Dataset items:
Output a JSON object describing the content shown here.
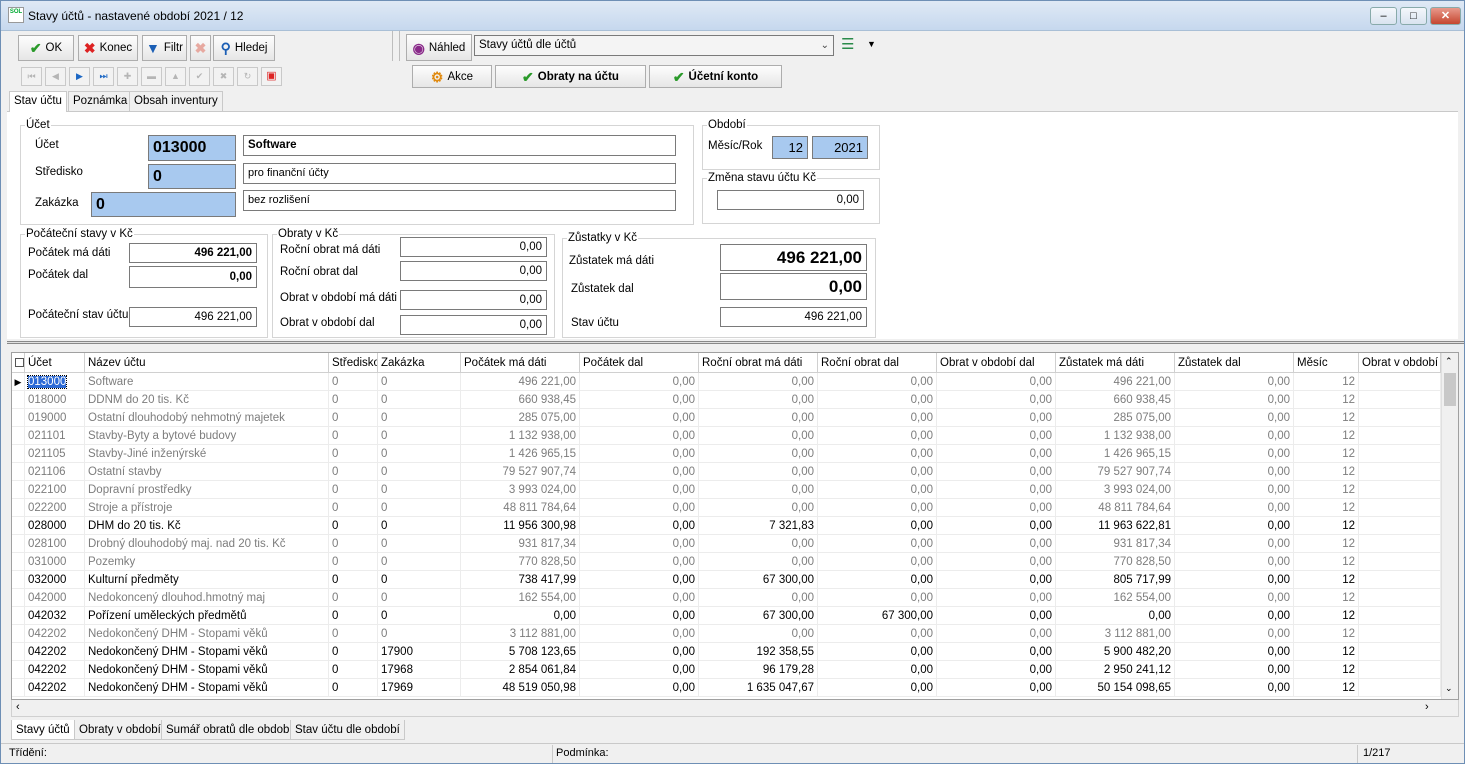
{
  "window": {
    "title": "Stavy účtů - nastavené období 2021 / 12",
    "app_icon": "SOL"
  },
  "toolbar": {
    "ok": "OK",
    "konec": "Konec",
    "filtr": "Filtr",
    "hledej": "Hledej",
    "nahled": "Náhled",
    "view_select": "Stavy účtů dle účtů",
    "akce": "Akce",
    "obraty": "Obraty na účtu",
    "ucetni_konto": "Účetní konto"
  },
  "tabs": [
    "Stav účtu",
    "Poznámka",
    "Obsah inventury"
  ],
  "form": {
    "ucet_legend": "Účet",
    "ucet_label": "Účet",
    "ucet_value": "013000",
    "ucet_name": "Software",
    "stredisko_label": "Středisko",
    "stredisko_value": "0",
    "stredisko_name": "pro finanční účty",
    "zakazka_label": "Zakázka",
    "zakazka_value": "0",
    "zakazka_name": "bez rozlišení",
    "obdobi_legend": "Období",
    "mesic_rok_label": "Měsíc/Rok",
    "mesic": "12",
    "rok": "2021",
    "zmena_legend": "Změna stavu účtu Kč",
    "zmena_value": "0,00",
    "pocatecni_legend": "Počáteční stavy v Kč",
    "pocatek_md_label": "Počátek má dáti",
    "pocatek_md": "496 221,00",
    "pocatek_dal_label": "Počátek dal",
    "pocatek_dal": "0,00",
    "pocatecni_stav_label": "Počáteční stav účtu",
    "pocatecni_stav": "496 221,00",
    "obraty_legend": "Obraty v Kč",
    "rocni_md_label": "Roční obrat má dáti",
    "rocni_md": "0,00",
    "rocni_dal_label": "Roční obrat dal",
    "rocni_dal": "0,00",
    "obd_md_label": "Obrat v období má dáti",
    "obd_md": "0,00",
    "obd_dal_label": "Obrat v období dal",
    "obd_dal": "0,00",
    "zustatky_legend": "Zůstatky v Kč",
    "zust_md_label": "Zůstatek má dáti",
    "zust_md": "496 221,00",
    "zust_dal_label": "Zůstatek dal",
    "zust_dal": "0,00",
    "stav_label": "Stav účtu",
    "stav": "496 221,00"
  },
  "grid": {
    "columns": [
      "Účet",
      "Název účtu",
      "Středisko",
      "Zakázka",
      "Počátek má dáti",
      "Počátek dal",
      "Roční obrat má dáti",
      "Roční obrat dal",
      "Obrat v období dal",
      "Zůstatek má dáti",
      "Zůstatek dal",
      "Měsíc",
      "Obrat v období má"
    ],
    "rows": [
      {
        "ucet": "013000",
        "nazev": "Software",
        "str": "0",
        "zak": "0",
        "pmd": "496 221,00",
        "pdal": "0,00",
        "rmd": "0,00",
        "rdal": "0,00",
        "odal": "0,00",
        "zmd": "496 221,00",
        "zdal": "0,00",
        "mes": "12",
        "style": "gray",
        "selected": true
      },
      {
        "ucet": "018000",
        "nazev": "DDNM do 20 tis. Kč",
        "str": "0",
        "zak": "0",
        "pmd": "660 938,45",
        "pdal": "0,00",
        "rmd": "0,00",
        "rdal": "0,00",
        "odal": "0,00",
        "zmd": "660 938,45",
        "zdal": "0,00",
        "mes": "12",
        "style": "gray"
      },
      {
        "ucet": "019000",
        "nazev": "Ostatní dlouhodobý nehmotný majetek",
        "str": "0",
        "zak": "0",
        "pmd": "285 075,00",
        "pdal": "0,00",
        "rmd": "0,00",
        "rdal": "0,00",
        "odal": "0,00",
        "zmd": "285 075,00",
        "zdal": "0,00",
        "mes": "12",
        "style": "gray"
      },
      {
        "ucet": "021101",
        "nazev": "Stavby-Byty a bytové budovy",
        "str": "0",
        "zak": "0",
        "pmd": "1 132 938,00",
        "pdal": "0,00",
        "rmd": "0,00",
        "rdal": "0,00",
        "odal": "0,00",
        "zmd": "1 132 938,00",
        "zdal": "0,00",
        "mes": "12",
        "style": "gray"
      },
      {
        "ucet": "021105",
        "nazev": "Stavby-Jiné inženýrské",
        "str": "0",
        "zak": "0",
        "pmd": "1 426 965,15",
        "pdal": "0,00",
        "rmd": "0,00",
        "rdal": "0,00",
        "odal": "0,00",
        "zmd": "1 426 965,15",
        "zdal": "0,00",
        "mes": "12",
        "style": "gray"
      },
      {
        "ucet": "021106",
        "nazev": "Ostatní stavby",
        "str": "0",
        "zak": "0",
        "pmd": "79 527 907,74",
        "pdal": "0,00",
        "rmd": "0,00",
        "rdal": "0,00",
        "odal": "0,00",
        "zmd": "79 527 907,74",
        "zdal": "0,00",
        "mes": "12",
        "style": "gray"
      },
      {
        "ucet": "022100",
        "nazev": "Dopravní prostředky",
        "str": "0",
        "zak": "0",
        "pmd": "3 993 024,00",
        "pdal": "0,00",
        "rmd": "0,00",
        "rdal": "0,00",
        "odal": "0,00",
        "zmd": "3 993 024,00",
        "zdal": "0,00",
        "mes": "12",
        "style": "gray"
      },
      {
        "ucet": "022200",
        "nazev": "Stroje a přístroje",
        "str": "0",
        "zak": "0",
        "pmd": "48 811 784,64",
        "pdal": "0,00",
        "rmd": "0,00",
        "rdal": "0,00",
        "odal": "0,00",
        "zmd": "48 811 784,64",
        "zdal": "0,00",
        "mes": "12",
        "style": "gray"
      },
      {
        "ucet": "028000",
        "nazev": "DHM do 20 tis. Kč",
        "str": "0",
        "zak": "0",
        "pmd": "11 956 300,98",
        "pdal": "0,00",
        "rmd": "7 321,83",
        "rdal": "0,00",
        "odal": "0,00",
        "zmd": "11 963 622,81",
        "zdal": "0,00",
        "mes": "12",
        "style": "black"
      },
      {
        "ucet": "028100",
        "nazev": "Drobný dlouhodobý maj. nad 20 tis. Kč",
        "str": "0",
        "zak": "0",
        "pmd": "931 817,34",
        "pdal": "0,00",
        "rmd": "0,00",
        "rdal": "0,00",
        "odal": "0,00",
        "zmd": "931 817,34",
        "zdal": "0,00",
        "mes": "12",
        "style": "gray"
      },
      {
        "ucet": "031000",
        "nazev": "Pozemky",
        "str": "0",
        "zak": "0",
        "pmd": "770 828,50",
        "pdal": "0,00",
        "rmd": "0,00",
        "rdal": "0,00",
        "odal": "0,00",
        "zmd": "770 828,50",
        "zdal": "0,00",
        "mes": "12",
        "style": "gray"
      },
      {
        "ucet": "032000",
        "nazev": "Kulturní předměty",
        "str": "0",
        "zak": "0",
        "pmd": "738 417,99",
        "pdal": "0,00",
        "rmd": "67 300,00",
        "rdal": "0,00",
        "odal": "0,00",
        "zmd": "805 717,99",
        "zdal": "0,00",
        "mes": "12",
        "style": "black"
      },
      {
        "ucet": "042000",
        "nazev": "Nedokoncený dlouhod.hmotný maj",
        "str": "0",
        "zak": "0",
        "pmd": "162 554,00",
        "pdal": "0,00",
        "rmd": "0,00",
        "rdal": "0,00",
        "odal": "0,00",
        "zmd": "162 554,00",
        "zdal": "0,00",
        "mes": "12",
        "style": "gray"
      },
      {
        "ucet": "042032",
        "nazev": "Pořízení uměleckých předmětů",
        "str": "0",
        "zak": "0",
        "pmd": "0,00",
        "pdal": "0,00",
        "rmd": "67 300,00",
        "rdal": "67 300,00",
        "odal": "0,00",
        "zmd": "0,00",
        "zdal": "0,00",
        "mes": "12",
        "style": "black"
      },
      {
        "ucet": "042202",
        "nazev": "Nedokončený DHM  - Stopami věků",
        "str": "0",
        "zak": "0",
        "pmd": "3 112 881,00",
        "pdal": "0,00",
        "rmd": "0,00",
        "rdal": "0,00",
        "odal": "0,00",
        "zmd": "3 112 881,00",
        "zdal": "0,00",
        "mes": "12",
        "style": "gray"
      },
      {
        "ucet": "042202",
        "nazev": "Nedokončený DHM  - Stopami věků",
        "str": "0",
        "zak": "17900",
        "pmd": "5 708 123,65",
        "pdal": "0,00",
        "rmd": "192 358,55",
        "rdal": "0,00",
        "odal": "0,00",
        "zmd": "5 900 482,20",
        "zdal": "0,00",
        "mes": "12",
        "style": "black"
      },
      {
        "ucet": "042202",
        "nazev": "Nedokončený DHM  - Stopami věků",
        "str": "0",
        "zak": "17968",
        "pmd": "2 854 061,84",
        "pdal": "0,00",
        "rmd": "96 179,28",
        "rdal": "0,00",
        "odal": "0,00",
        "zmd": "2 950 241,12",
        "zdal": "0,00",
        "mes": "12",
        "style": "black"
      },
      {
        "ucet": "042202",
        "nazev": "Nedokončený DHM  - Stopami věků",
        "str": "0",
        "zak": "17969",
        "pmd": "48 519 050,98",
        "pdal": "0,00",
        "rmd": "1 635 047,67",
        "rdal": "0,00",
        "odal": "0,00",
        "zmd": "50 154 098,65",
        "zdal": "0,00",
        "mes": "12",
        "style": "black"
      }
    ]
  },
  "bottom_tabs": [
    "Stavy účtů",
    "Obraty v období",
    "Sumář obratů dle období",
    "Stav účtu dle období"
  ],
  "status": {
    "trideni": "Třídění:",
    "podminka": "Podmínka:",
    "record": "1/217"
  },
  "colors": {
    "input_blue": "#a8c9ef",
    "selection": "#2d6bd6",
    "gray_text": "#7d7d7d"
  }
}
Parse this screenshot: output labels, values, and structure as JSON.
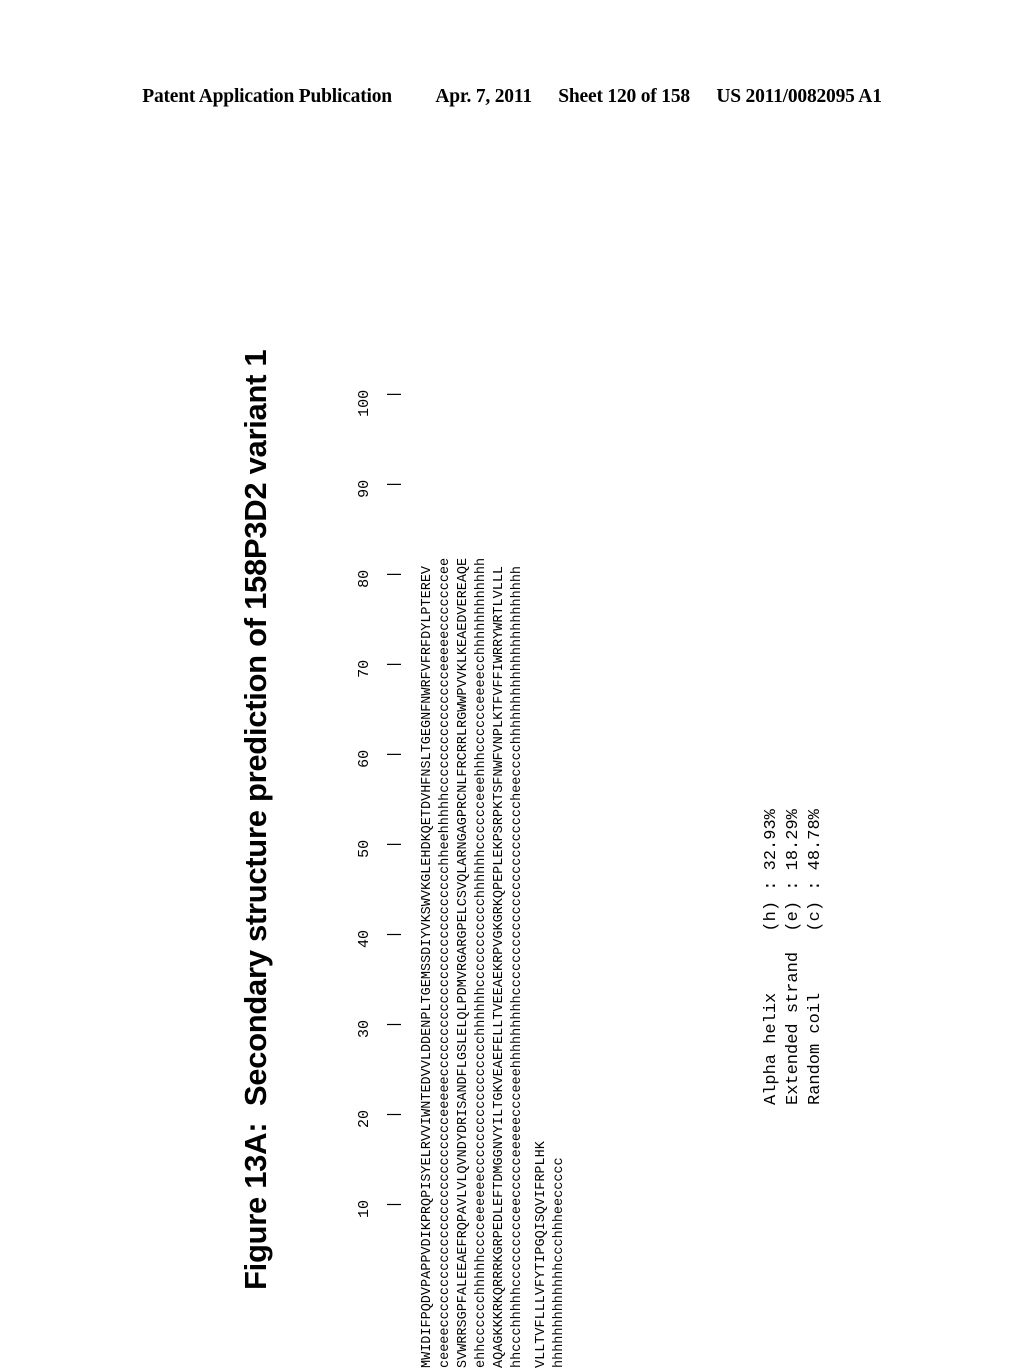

#### Required work:
Track down every line holding the string "Zůstatek" and copy it.

#### Solution to this problem:
    "zust_md_label": "Zůstatek má dáti",
    "zust_dal_label": "Zůstatek dal",
      "Zůstatek má dáti",
      "Zůstatek dal",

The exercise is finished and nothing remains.